SET PROBLEM → Return all lines with the word "Spain" in them.

INFORMATION PROVIDED →

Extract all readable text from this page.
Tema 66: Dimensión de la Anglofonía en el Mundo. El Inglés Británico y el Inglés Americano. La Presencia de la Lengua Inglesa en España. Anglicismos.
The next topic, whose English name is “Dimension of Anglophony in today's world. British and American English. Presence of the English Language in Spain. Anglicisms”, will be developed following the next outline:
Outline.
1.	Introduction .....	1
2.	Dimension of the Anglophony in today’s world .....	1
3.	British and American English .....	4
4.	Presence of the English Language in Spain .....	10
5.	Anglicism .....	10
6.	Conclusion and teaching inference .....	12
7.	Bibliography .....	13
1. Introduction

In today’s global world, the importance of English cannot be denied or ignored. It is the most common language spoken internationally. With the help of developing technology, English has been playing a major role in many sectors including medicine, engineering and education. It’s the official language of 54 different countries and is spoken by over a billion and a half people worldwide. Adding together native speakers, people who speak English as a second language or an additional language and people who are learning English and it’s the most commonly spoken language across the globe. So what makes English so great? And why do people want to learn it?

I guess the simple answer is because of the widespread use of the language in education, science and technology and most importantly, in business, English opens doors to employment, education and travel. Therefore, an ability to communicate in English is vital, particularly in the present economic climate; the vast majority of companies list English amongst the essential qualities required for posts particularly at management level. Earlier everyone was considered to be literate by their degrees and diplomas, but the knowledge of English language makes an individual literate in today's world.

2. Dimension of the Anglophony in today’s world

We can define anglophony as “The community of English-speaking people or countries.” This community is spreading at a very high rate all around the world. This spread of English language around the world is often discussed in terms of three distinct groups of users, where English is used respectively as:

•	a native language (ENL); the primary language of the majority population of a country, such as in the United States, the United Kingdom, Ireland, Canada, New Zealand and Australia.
==
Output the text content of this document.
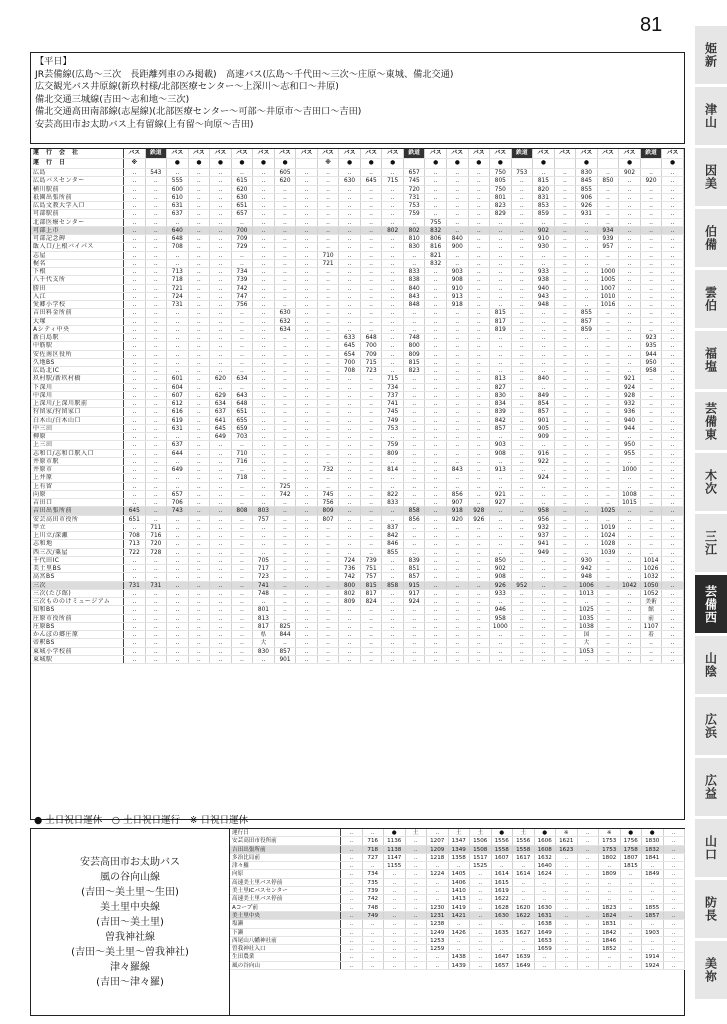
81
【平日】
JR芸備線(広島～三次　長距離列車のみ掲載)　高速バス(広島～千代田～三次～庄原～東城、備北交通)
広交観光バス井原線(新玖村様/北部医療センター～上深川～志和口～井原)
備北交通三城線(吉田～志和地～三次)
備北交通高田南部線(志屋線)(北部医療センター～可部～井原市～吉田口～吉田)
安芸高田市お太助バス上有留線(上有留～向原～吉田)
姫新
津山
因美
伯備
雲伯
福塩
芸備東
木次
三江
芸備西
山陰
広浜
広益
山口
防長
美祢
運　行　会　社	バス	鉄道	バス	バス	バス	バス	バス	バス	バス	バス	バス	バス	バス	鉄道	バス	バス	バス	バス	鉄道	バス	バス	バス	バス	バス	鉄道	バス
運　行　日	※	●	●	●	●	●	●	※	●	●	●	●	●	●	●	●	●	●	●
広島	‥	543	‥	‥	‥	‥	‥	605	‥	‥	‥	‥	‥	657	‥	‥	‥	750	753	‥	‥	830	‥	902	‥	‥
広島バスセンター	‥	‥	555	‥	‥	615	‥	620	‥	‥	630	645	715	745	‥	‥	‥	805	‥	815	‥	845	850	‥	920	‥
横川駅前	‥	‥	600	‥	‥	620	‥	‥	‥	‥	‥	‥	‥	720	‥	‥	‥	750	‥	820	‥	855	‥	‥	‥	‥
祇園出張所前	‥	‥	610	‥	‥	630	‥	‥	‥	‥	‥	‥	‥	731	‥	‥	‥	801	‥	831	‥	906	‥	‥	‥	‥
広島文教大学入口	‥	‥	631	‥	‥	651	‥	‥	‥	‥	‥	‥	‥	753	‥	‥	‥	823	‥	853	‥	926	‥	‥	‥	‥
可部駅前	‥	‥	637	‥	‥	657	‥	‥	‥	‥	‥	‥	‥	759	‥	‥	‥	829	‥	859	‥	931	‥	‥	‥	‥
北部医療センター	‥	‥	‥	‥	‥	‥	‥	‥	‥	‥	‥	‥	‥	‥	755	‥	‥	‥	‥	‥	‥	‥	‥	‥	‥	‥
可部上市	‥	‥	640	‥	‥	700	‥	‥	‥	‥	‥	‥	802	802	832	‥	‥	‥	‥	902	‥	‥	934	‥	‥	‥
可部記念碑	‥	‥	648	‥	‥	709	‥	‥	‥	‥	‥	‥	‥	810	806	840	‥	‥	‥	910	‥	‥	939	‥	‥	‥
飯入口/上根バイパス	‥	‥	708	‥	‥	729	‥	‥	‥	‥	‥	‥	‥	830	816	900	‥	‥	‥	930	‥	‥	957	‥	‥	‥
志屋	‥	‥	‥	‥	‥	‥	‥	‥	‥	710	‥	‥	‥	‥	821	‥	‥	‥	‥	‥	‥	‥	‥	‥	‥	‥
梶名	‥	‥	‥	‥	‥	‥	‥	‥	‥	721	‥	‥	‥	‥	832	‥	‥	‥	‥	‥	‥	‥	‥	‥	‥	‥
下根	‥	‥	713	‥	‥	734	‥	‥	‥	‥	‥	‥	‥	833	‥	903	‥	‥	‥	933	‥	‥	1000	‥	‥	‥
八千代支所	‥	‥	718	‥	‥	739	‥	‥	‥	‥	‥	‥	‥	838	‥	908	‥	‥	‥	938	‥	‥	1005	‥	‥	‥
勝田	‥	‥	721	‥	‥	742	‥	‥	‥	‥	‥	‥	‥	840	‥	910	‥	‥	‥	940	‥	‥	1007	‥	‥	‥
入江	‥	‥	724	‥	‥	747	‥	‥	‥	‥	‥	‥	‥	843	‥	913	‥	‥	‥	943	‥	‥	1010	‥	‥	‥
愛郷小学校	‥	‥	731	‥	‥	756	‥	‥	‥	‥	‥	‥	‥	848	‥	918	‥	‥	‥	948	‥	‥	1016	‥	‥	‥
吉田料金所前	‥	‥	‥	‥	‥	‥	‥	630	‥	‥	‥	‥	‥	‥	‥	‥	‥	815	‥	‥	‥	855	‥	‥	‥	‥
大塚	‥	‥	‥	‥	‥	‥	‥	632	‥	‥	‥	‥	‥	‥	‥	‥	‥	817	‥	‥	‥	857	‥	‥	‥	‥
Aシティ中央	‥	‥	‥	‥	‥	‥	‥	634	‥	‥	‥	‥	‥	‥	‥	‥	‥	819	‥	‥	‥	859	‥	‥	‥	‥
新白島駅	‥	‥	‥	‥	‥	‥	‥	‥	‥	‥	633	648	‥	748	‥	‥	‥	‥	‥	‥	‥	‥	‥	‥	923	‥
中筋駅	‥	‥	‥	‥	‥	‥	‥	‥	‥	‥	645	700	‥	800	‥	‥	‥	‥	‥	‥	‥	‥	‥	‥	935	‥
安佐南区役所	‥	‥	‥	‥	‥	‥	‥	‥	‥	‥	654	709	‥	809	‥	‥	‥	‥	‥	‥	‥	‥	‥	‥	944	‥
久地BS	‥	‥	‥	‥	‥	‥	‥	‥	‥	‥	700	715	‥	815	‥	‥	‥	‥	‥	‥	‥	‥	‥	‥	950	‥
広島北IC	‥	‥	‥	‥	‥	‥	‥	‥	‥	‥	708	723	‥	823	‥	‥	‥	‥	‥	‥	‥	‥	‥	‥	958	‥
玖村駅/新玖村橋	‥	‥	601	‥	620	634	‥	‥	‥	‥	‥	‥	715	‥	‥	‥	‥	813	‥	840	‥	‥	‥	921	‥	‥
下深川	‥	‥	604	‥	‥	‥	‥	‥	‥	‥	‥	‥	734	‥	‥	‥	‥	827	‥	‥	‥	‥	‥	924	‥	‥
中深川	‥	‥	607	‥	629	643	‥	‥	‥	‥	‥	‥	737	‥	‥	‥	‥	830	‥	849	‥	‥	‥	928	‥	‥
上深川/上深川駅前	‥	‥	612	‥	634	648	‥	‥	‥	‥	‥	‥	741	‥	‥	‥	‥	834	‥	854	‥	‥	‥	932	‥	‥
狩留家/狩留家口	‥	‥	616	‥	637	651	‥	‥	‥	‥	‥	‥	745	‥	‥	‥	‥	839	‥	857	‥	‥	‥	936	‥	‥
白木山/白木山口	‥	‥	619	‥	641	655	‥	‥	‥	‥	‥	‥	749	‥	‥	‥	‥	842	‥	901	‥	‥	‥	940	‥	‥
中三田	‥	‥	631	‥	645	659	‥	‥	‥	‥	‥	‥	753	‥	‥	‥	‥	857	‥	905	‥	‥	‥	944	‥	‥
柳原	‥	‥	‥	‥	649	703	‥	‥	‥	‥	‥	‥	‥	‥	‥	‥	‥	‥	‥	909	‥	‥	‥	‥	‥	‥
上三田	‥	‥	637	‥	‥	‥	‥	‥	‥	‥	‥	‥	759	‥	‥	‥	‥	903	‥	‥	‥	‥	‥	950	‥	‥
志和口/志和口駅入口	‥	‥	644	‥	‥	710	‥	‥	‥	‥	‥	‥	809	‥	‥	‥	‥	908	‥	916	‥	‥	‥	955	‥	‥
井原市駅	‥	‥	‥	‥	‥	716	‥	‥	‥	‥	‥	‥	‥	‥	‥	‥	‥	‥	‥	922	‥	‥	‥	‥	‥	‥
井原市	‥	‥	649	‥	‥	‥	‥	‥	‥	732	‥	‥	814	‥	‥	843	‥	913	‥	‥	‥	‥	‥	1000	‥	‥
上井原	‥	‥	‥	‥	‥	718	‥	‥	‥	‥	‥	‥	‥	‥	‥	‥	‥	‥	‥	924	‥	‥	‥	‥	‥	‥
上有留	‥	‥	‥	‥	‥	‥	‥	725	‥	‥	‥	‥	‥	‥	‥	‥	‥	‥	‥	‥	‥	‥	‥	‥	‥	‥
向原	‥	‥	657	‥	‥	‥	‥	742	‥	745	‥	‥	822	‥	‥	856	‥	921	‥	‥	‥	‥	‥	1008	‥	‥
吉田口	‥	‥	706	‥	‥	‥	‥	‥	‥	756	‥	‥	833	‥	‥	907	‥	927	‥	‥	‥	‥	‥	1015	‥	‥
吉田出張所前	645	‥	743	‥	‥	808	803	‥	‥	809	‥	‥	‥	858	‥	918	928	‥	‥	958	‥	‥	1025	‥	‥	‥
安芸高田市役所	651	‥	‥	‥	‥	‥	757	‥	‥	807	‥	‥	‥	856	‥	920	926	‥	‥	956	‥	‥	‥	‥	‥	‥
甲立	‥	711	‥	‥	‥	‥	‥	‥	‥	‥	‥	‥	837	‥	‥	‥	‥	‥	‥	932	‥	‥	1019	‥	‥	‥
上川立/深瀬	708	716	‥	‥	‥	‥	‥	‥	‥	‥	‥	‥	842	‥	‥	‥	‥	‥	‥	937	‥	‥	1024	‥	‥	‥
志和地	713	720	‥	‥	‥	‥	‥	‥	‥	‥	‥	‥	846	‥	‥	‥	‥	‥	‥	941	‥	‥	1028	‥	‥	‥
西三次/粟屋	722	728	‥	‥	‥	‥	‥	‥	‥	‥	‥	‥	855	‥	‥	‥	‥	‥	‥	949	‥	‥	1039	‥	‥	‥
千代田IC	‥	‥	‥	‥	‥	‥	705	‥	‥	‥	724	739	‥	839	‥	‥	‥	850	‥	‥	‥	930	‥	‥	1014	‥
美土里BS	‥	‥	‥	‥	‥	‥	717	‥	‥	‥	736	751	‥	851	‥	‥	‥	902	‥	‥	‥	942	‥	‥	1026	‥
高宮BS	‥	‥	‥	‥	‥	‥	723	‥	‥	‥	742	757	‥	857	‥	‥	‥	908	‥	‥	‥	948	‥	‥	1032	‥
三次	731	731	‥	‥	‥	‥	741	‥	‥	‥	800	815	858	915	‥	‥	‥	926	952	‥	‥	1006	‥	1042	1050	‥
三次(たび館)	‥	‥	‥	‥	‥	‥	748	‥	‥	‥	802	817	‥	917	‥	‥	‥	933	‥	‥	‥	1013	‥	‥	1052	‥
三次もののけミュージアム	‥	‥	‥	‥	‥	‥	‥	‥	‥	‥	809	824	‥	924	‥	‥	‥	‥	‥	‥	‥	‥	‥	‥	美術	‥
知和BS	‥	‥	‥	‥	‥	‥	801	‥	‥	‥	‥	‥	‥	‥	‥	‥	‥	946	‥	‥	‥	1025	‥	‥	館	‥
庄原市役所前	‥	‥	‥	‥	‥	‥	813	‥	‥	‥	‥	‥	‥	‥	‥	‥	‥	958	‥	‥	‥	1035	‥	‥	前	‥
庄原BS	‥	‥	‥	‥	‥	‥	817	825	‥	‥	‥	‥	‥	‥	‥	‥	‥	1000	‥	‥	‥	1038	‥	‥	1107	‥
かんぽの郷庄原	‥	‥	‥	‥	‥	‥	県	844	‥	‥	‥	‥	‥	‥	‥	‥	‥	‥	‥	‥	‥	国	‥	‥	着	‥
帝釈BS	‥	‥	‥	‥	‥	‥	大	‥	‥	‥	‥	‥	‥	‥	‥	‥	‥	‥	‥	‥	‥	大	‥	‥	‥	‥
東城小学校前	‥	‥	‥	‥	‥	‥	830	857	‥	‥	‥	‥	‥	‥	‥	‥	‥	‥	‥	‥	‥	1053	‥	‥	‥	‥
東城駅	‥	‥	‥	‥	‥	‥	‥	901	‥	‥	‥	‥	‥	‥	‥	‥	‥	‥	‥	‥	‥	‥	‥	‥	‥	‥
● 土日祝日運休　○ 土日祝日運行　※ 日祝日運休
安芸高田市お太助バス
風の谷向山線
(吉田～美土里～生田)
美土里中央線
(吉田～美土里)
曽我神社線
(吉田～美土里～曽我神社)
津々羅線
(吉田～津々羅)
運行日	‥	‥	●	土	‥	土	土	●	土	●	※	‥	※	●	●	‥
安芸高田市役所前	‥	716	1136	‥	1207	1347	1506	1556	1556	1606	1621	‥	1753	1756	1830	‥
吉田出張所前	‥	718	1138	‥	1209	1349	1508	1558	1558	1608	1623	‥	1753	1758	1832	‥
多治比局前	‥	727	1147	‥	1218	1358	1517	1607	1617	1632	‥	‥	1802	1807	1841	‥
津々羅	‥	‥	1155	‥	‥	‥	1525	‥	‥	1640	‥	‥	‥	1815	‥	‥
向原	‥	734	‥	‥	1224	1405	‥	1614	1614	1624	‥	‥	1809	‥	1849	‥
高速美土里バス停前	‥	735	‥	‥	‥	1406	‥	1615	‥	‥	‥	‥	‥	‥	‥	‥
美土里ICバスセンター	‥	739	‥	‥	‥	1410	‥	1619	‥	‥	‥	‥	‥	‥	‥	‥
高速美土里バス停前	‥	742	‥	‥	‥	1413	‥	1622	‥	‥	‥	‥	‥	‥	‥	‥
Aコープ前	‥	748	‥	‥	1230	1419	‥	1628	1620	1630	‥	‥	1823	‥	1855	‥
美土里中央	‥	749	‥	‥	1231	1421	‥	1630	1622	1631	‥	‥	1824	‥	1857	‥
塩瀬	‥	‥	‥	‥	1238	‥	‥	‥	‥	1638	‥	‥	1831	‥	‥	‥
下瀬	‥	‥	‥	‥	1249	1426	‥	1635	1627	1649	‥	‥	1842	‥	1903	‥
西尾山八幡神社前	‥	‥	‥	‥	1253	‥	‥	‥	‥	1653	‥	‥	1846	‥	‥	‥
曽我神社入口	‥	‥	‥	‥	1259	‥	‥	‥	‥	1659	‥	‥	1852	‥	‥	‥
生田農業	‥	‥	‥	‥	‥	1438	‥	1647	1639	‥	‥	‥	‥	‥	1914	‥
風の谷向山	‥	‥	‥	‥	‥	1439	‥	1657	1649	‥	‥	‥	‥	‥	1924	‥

CORRECT RESPONSE →
The next topic, whose English name is “Dimension of Anglophony in today's world. British and American English. Presence of the English Language in Spain. Anglicisms”, will be developed following the next outline:
4.	Presence of the English Language in Spain .....	10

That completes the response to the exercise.